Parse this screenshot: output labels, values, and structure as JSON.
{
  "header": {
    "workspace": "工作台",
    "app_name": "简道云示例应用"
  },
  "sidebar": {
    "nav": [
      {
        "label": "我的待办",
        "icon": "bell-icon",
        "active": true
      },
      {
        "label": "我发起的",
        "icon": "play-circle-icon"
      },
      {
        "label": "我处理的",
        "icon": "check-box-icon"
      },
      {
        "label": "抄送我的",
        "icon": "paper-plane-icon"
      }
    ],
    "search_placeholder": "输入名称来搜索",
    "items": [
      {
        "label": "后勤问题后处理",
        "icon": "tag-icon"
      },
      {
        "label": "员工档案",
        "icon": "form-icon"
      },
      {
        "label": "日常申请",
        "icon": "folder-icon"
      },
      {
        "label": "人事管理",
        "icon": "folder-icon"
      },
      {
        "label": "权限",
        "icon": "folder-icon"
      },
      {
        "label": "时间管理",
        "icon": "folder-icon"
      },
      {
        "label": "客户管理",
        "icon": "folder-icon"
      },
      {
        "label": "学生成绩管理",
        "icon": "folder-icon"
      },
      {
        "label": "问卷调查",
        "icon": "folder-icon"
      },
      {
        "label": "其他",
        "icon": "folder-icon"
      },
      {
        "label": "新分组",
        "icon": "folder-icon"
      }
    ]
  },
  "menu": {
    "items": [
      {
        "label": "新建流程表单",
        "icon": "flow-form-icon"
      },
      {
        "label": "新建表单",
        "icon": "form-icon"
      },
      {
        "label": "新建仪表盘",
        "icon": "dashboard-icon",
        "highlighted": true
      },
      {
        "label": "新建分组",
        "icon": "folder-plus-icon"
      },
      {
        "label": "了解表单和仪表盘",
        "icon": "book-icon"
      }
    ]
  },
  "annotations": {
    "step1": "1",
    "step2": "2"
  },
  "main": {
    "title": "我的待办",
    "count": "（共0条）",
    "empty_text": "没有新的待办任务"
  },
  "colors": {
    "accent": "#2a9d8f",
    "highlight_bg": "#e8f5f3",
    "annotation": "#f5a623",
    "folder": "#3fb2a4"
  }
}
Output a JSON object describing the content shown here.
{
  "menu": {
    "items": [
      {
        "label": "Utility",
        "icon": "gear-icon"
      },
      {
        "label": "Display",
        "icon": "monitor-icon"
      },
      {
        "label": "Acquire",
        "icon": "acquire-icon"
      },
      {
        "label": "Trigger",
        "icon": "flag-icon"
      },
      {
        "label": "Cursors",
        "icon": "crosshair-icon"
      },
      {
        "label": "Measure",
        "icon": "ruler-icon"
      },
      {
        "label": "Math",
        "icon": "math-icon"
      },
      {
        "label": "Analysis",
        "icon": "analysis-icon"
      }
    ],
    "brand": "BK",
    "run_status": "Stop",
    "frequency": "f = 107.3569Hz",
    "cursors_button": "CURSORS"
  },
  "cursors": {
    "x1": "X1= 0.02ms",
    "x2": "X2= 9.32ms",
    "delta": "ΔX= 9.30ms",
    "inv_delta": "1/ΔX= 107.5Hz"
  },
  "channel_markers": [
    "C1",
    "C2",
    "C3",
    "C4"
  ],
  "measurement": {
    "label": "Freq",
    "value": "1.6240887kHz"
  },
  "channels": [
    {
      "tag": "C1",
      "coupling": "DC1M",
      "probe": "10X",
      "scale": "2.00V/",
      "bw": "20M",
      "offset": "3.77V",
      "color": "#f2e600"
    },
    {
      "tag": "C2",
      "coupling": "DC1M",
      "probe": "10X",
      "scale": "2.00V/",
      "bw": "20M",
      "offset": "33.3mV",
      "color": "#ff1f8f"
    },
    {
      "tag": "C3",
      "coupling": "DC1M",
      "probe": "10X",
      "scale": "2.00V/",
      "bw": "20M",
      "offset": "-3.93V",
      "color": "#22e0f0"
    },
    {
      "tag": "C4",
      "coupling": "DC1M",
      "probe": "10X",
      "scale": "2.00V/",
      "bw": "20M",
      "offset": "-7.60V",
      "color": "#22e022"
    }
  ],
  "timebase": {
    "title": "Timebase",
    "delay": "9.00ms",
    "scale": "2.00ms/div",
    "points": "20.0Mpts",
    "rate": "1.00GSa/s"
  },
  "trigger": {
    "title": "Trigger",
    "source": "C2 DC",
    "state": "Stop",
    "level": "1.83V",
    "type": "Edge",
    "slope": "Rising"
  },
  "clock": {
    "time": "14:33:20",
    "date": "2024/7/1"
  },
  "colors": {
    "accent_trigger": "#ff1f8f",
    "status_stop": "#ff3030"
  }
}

Request: Write out the data again, exactly and in full.

Solution to the problem:
Parse this screenshot: output labels, values, and structure as JSON.
{
  "header": {
    "workspace": "工作台",
    "app_name": "简道云示例应用"
  },
  "sidebar": {
    "nav": [
      {
        "label": "我的待办",
        "icon": "bell-icon",
        "active": true
      },
      {
        "label": "我发起的",
        "icon": "play-circle-icon"
      },
      {
        "label": "我处理的",
        "icon": "check-box-icon"
      },
      {
        "label": "抄送我的",
        "icon": "paper-plane-icon"
      }
    ],
    "search_placeholder": "输入名称来搜索",
    "items": [
      {
        "label": "后勤问题后处理",
        "icon": "tag-icon"
      },
      {
        "label": "员工档案",
        "icon": "form-icon"
      },
      {
        "label": "日常申请",
        "icon": "folder-icon"
      },
      {
        "label": "人事管理",
        "icon": "folder-icon"
      },
      {
        "label": "权限",
        "icon": "folder-icon"
      },
      {
        "label": "时间管理",
        "icon": "folder-icon"
      },
      {
        "label": "客户管理",
        "icon": "folder-icon"
      },
      {
        "label": "学生成绩管理",
        "icon": "folder-icon"
      },
      {
        "label": "问卷调查",
        "icon": "folder-icon"
      },
      {
        "label": "其他",
        "icon": "folder-icon"
      },
      {
        "label": "新分组",
        "icon": "folder-icon"
      }
    ]
  },
  "menu": {
    "items": [
      {
        "label": "新建流程表单",
        "icon": "flow-form-icon"
      },
      {
        "label": "新建表单",
        "icon": "form-icon"
      },
      {
        "label": "新建仪表盘",
        "icon": "dashboard-icon",
        "highlighted": true
      },
      {
        "label": "新建分组",
        "icon": "folder-plus-icon"
      },
      {
        "label": "了解表单和仪表盘",
        "icon": "book-icon"
      }
    ]
  },
  "annotations": {
    "step1": "1",
    "step2": "2"
  },
  "main": {
    "title": "我的待办",
    "count": "（共0条）",
    "empty_text": "没有新的待办任务"
  },
  "colors": {
    "accent": "#2a9d8f",
    "highlight_bg": "#e8f5f3",
    "annotation": "#f5a623",
    "folder": "#3fb2a4"
  }
}
Output a JSON object describing the content shown here.
{
  "menu": {
    "items": [
      {
        "label": "Utility",
        "icon": "gear-icon"
      },
      {
        "label": "Display",
        "icon": "monitor-icon"
      },
      {
        "label": "Acquire",
        "icon": "acquire-icon"
      },
      {
        "label": "Trigger",
        "icon": "flag-icon"
      },
      {
        "label": "Cursors",
        "icon": "crosshair-icon"
      },
      {
        "label": "Measure",
        "icon": "ruler-icon"
      },
      {
        "label": "Math",
        "icon": "math-icon"
      },
      {
        "label": "Analysis",
        "icon": "analysis-icon"
      }
    ],
    "brand": "BK",
    "run_status": "Stop",
    "frequency": "f = 107.3569Hz",
    "cursors_button": "CURSORS"
  },
  "cursors": {
    "x1": "X1= 0.02ms",
    "x2": "X2= 9.32ms",
    "delta": "ΔX= 9.30ms",
    "inv_delta": "1/ΔX= 107.5Hz"
  },
  "channel_markers": [
    "C1",
    "C2",
    "C3",
    "C4"
  ],
  "measurement": {
    "label": "Freq",
    "value": "1.6240887kHz"
  },
  "channels": [
    {
      "tag": "C1",
      "coupling": "DC1M",
      "probe": "10X",
      "scale": "2.00V/",
      "bw": "20M",
      "offset": "3.77V",
      "color": "#f2e600"
    },
    {
      "tag": "C2",
      "coupling": "DC1M",
      "probe": "10X",
      "scale": "2.00V/",
      "bw": "20M",
      "offset": "33.3mV",
      "color": "#ff1f8f"
    },
    {
      "tag": "C3",
      "coupling": "DC1M",
      "probe": "10X",
      "scale": "2.00V/",
      "bw": "20M",
      "offset": "-3.93V",
      "color": "#22e0f0"
    },
    {
      "tag": "C4",
      "coupling": "DC1M",
      "probe": "10X",
      "scale": "2.00V/",
      "bw": "20M",
      "offset": "-7.60V",
      "color": "#22e022"
    }
  ],
  "timebase": {
    "title": "Timebase",
    "delay": "9.00ms",
    "scale": "2.00ms/div",
    "points": "20.0Mpts",
    "rate": "1.00GSa/s"
  },
  "trigger": {
    "title": "Trigger",
    "source": "C2 DC",
    "state": "Stop",
    "level": "1.83V",
    "type": "Edge",
    "slope": "Rising"
  },
  "clock": {
    "time": "14:33:20",
    "date": "2024/7/1"
  },
  "colors": {
    "accent_trigger": "#ff1f8f",
    "status_stop": "#ff3030"
  }
}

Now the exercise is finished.